_Supplied data_
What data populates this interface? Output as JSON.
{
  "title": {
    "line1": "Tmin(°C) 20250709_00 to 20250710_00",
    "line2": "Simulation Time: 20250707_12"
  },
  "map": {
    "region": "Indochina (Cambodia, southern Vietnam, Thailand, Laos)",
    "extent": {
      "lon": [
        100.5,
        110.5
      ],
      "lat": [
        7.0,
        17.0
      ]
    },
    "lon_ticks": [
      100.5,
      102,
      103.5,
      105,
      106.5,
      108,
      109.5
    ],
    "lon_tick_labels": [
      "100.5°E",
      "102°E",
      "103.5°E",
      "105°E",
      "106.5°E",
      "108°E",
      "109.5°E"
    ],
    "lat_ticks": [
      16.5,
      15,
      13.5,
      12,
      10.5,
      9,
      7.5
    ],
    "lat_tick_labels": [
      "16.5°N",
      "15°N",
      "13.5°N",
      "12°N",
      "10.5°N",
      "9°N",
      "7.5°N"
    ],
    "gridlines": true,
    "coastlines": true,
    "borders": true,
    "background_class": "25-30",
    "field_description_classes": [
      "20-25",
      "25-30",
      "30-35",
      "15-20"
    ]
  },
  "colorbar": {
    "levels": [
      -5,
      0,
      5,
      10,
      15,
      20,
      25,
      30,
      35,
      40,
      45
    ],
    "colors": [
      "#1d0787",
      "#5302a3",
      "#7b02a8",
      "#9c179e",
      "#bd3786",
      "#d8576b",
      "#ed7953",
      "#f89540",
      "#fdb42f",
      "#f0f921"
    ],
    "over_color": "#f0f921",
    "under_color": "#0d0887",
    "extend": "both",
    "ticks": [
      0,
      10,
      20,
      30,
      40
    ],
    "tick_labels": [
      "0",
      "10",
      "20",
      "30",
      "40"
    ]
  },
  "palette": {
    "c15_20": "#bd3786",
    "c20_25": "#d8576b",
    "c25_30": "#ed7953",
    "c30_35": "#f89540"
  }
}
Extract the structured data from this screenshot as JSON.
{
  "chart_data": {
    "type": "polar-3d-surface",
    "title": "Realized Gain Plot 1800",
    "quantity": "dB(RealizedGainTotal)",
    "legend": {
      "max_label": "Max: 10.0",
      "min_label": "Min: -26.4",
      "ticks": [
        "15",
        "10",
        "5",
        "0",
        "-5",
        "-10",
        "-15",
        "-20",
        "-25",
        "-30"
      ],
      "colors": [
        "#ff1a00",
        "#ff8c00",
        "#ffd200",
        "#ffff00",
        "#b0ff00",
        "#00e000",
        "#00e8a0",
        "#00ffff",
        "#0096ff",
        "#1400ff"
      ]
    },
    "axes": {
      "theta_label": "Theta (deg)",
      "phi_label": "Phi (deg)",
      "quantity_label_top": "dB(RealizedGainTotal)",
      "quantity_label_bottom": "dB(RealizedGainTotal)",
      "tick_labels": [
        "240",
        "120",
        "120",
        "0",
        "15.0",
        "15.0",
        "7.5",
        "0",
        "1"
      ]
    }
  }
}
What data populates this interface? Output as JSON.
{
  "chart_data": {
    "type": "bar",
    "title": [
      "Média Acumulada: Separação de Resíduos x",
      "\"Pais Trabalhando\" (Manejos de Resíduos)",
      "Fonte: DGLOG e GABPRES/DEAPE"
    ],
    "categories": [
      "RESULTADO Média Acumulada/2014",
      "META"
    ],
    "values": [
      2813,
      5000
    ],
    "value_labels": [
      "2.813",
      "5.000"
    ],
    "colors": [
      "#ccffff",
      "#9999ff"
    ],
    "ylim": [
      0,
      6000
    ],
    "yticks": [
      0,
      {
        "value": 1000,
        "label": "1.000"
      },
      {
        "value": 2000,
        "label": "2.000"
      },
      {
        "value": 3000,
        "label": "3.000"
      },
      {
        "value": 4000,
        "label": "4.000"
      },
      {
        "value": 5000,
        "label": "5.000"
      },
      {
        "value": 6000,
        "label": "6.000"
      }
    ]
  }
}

_Task to carry out_
List every line above that contains the word "Resíduos".

_Exercise response_
      "Média Acumulada: Separação de Resíduos x",
      "\"Pais Trabalhando\" (Manejos de Resíduos)",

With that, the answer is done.